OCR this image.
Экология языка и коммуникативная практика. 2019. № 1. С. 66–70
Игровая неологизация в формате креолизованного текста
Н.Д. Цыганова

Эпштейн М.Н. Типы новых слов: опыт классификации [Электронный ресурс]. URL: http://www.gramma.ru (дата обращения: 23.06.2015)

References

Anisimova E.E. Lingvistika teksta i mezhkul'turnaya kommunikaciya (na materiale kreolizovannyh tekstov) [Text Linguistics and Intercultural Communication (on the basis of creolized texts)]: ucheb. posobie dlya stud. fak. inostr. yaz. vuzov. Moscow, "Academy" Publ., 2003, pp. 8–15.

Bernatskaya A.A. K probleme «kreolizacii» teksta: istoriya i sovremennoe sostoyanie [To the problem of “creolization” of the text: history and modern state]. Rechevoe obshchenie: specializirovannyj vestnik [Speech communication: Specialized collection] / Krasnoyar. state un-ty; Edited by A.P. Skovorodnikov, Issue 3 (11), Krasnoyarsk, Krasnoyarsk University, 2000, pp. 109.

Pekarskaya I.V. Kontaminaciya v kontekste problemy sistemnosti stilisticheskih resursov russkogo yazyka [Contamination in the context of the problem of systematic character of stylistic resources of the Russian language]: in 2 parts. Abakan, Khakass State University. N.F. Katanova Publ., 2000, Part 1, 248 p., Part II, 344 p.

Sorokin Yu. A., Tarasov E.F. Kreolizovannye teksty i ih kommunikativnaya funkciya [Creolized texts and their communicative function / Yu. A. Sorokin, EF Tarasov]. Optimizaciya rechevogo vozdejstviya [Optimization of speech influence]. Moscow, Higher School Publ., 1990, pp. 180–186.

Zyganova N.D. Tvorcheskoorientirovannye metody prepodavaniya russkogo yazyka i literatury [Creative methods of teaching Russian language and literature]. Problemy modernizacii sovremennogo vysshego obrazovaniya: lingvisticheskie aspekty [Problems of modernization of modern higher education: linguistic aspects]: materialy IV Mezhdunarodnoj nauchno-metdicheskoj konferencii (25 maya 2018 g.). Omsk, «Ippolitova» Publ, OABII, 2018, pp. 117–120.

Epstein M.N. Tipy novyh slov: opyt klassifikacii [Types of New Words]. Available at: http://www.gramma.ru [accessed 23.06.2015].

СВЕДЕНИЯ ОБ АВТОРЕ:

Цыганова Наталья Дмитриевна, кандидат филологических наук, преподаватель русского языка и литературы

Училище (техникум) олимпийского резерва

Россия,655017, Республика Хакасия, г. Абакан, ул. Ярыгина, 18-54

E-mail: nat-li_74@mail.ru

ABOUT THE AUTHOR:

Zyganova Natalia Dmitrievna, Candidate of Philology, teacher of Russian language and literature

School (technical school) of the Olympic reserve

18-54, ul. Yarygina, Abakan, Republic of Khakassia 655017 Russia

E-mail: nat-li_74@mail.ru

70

● ● ● ● ● ● ●

Which lines hold the word "Abakan"? Copy every one of them.

Exercise output:
Pekarskaya I.V. Kontaminaciya v kontekste problemy sistemnosti stilisticheskih resursov russkogo yazyka [Contamination in the context of the problem of systematic character of stylistic resources of the Russian language]: in 2 parts. Abakan, Khakass State University. N.F. Katanova Publ., 2000, Part 1, 248 p., Part II, 344 p.
18-54, ul. Yarygina, Abakan, Republic of Khakassia 655017 Russia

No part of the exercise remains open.